◆ **Given text**:
===============

# Is my dog a Havanese



## kimberley18 (Oct 9, 2009)

Hi, I'm new to this forum. I hope someone can help me with my question. I adopted a dog from the pound about a year ago. I thought he might be a "yorkie poo" because his coloring seems similar to a yorkie. However, recently at a swap meet, a stall owner suggested he might be a Havanese. She also owns one and thought he looked very similar. Reading the physical and behavioral description made me wonder too. Spence is a lively, friendly and loving dog with a sweet disposition. Hopefully, other Havenese owners can take a look at him and give me an opinion. Thanks! Kim


----------



## murphymoesmamma (Apr 1, 2009)

The long curled tail makes me think Havanese! does it curl uo towards his back?


----------



## murphymoesmamma (Apr 1, 2009)

I forgot to say that she looks part Yorkie too. I have a neezer and my daughter has a Yorkie and I think I can see both breeds there. Welcome to the forum!


----------



## kimberley18 (Oct 9, 2009)

Yes, his tail curls toward his back. I keep him cut short.


----------



## RikiDaisyDixie (Apr 15, 2008)

*Havanese Quiz...*

Does your dog tear up toilet paper?
Does your dog hate to be alone but loves people like crazy.
Does your dog spread out the hips when lying on the belly, sort of like a frog splayed out?
Does your dog sometimes take one piece of food out of the plate and eat it one piece at a time in different spots?

These are just some silly characteristics some havanese do...


----------



## TheVintageVamp (Oct 14, 2009)

We had a yorkie for many years and the coloring does look like a yorkie or a silky. The tail looks like a neezer, though.  How big is he? Does he like to sleep on his back? Independent or more of a wanna be with his people type of fella? My yorkie never slept on her back with her legs in the air the way Murray does. She was also more independent natured than Murray is. He wants to be right with us pretty much 24/7.


----------



## HavaneseSoon (Nov 4, 2008)

Something about the mouth looks different from a Hav mouth. Do you have more pictures we can look at?


----------



## kimberley18 (Oct 9, 2009)

Hi, I'm not sure I'm replying correctly, but I'll try to answer some questions you all asked. Yes, he is definitely a "velcro" dog. He loves being with me or any of his family 24/7. He weighs 12 pounds and is a solid little guy. He can sleep on his back and he doesn't rip up paper as far as I know. However, he does steal items from us, such as house shoes or my daughter's panties! He loves to lick "kiss" and I have to limit him on this or he'd go on forever. He'll run around the back yard like a nut too. I call it "dervishing." I'll post a few more pictures if I can figure out how to do it! Thanks!!


----------



## kimberley18 (Oct 9, 2009)

Hi, here is another other photo of Spence. His ears go out when he's "asking a question."


----------



## Sheri (Oct 11, 2008)

Well, whatever he is, he's cute!


----------



## pjewel (Apr 11, 2007)

===============

◆ **The request**:
Answer from the forum thread about whether a dog is a Havanese:
1. Where was the stall owner who suggested Spence might be a Havanese?
2. How much does Spence weigh?
3. What does kimberley18 call Spence's running around the back yard?

◆ **Given data**:
===============

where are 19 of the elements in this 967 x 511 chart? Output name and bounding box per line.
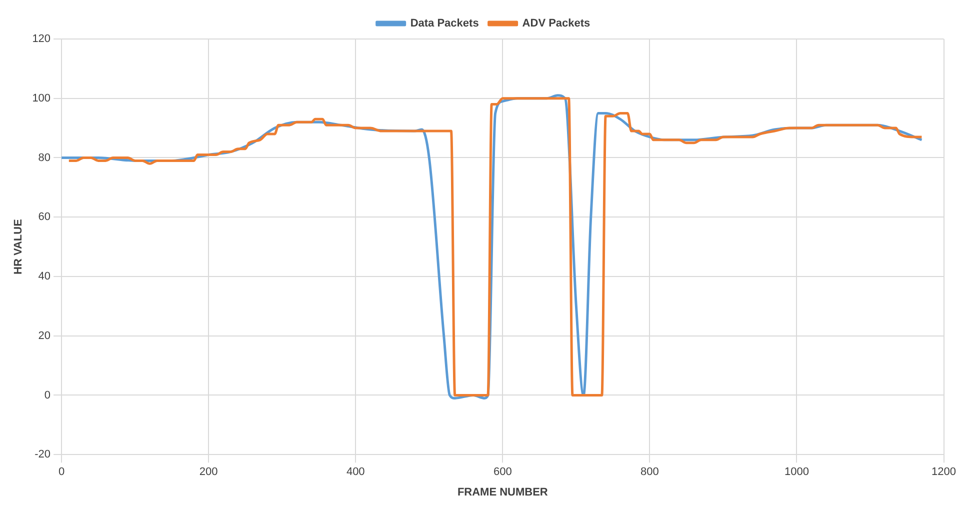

===============

◆ **Response to this exercise**:
1. At a swap meet.
2. 12 pounds.
3. "Dervishing."